>>>>

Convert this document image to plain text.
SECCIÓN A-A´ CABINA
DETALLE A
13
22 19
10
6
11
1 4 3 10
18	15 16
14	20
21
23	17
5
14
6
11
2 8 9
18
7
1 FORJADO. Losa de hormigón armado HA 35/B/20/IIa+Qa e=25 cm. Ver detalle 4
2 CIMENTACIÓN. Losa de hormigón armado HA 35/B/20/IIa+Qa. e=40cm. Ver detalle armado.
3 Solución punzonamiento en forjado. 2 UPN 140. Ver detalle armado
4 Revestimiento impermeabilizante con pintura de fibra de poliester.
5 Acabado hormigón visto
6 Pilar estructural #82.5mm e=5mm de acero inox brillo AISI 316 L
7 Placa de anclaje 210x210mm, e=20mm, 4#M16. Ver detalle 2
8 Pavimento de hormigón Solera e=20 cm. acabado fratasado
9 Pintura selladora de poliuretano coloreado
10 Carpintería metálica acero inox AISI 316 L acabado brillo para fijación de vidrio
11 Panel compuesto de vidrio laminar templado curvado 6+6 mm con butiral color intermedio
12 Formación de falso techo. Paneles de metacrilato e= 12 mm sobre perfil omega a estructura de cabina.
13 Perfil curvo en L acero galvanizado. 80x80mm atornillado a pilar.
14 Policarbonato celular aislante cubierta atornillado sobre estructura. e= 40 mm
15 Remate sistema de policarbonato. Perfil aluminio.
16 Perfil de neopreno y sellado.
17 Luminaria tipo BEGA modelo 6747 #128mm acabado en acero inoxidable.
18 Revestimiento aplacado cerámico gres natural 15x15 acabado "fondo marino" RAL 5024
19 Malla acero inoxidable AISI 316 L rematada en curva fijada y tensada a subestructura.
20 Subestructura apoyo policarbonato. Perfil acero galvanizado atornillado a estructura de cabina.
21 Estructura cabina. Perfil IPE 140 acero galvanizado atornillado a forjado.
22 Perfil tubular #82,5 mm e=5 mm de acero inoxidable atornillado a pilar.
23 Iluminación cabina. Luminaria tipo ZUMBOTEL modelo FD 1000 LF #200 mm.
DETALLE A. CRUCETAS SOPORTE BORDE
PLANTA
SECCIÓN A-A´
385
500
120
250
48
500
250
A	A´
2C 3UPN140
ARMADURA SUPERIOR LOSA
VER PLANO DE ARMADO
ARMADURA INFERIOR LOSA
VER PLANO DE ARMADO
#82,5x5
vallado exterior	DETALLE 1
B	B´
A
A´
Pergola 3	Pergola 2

<<<<
>>>>

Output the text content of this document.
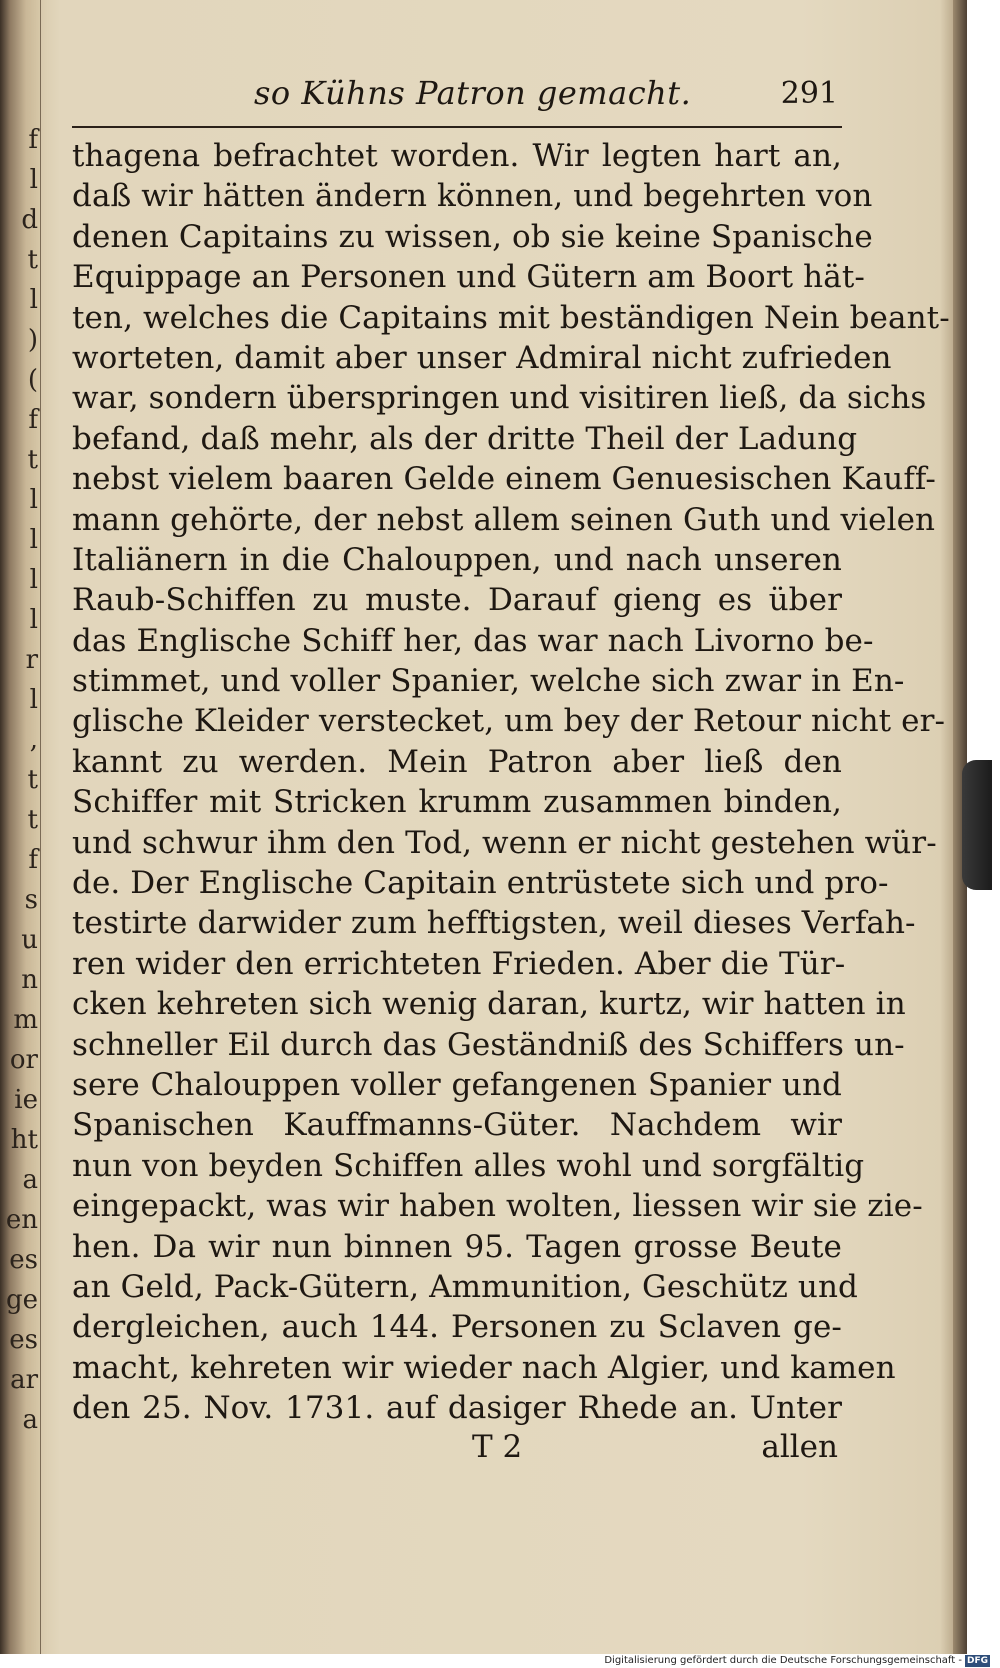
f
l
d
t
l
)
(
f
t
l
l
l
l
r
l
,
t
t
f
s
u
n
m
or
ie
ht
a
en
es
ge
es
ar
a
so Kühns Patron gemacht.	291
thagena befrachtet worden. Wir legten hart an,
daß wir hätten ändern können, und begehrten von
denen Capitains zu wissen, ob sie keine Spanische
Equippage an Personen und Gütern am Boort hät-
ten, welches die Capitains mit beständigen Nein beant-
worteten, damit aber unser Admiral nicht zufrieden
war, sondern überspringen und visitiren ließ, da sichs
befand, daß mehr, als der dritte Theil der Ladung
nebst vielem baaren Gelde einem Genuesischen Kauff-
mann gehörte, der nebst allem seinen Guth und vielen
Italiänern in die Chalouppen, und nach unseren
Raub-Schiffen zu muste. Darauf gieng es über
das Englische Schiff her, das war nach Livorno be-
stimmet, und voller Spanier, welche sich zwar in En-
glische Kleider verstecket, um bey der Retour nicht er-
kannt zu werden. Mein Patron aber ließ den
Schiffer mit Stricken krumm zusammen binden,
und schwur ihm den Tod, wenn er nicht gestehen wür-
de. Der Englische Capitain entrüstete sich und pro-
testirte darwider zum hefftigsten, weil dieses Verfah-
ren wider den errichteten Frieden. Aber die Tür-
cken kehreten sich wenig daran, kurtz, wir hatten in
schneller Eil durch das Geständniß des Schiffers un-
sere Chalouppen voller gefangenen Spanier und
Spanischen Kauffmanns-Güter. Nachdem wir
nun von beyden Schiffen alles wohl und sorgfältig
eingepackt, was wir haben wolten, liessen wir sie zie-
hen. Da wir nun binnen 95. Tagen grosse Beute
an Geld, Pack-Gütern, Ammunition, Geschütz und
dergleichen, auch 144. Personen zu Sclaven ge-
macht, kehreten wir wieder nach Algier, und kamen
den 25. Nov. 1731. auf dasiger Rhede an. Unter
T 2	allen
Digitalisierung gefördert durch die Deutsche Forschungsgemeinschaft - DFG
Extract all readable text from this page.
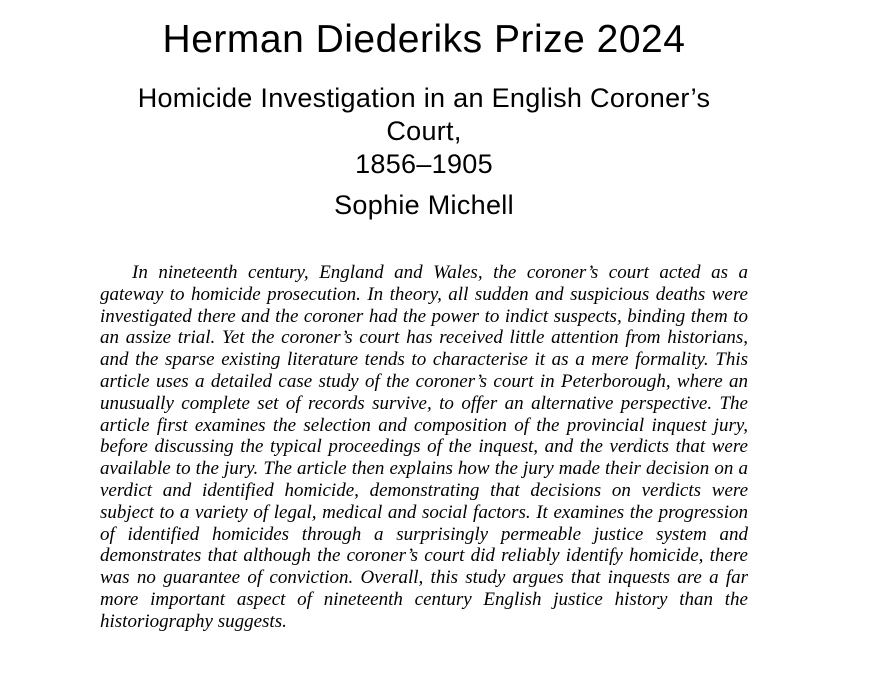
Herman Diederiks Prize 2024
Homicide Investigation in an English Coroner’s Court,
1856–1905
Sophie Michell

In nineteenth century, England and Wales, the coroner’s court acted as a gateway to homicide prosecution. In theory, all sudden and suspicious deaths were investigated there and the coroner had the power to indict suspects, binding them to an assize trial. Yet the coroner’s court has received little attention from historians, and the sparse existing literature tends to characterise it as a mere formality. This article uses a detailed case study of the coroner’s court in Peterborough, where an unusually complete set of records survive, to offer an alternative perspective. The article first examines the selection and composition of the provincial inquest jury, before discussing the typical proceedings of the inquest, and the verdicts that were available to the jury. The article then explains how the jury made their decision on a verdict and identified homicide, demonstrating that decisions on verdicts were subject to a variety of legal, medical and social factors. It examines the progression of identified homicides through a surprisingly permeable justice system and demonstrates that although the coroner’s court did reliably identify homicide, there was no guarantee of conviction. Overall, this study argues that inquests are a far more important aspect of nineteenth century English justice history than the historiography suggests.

<<<<

- PROBLEM:
Report every line containing the word "Personen" from the listing above.

- REPLY:
Equippage an Personen und Gütern am Boort hät-
dergleichen, auch 144. Personen zu Sclaven ge-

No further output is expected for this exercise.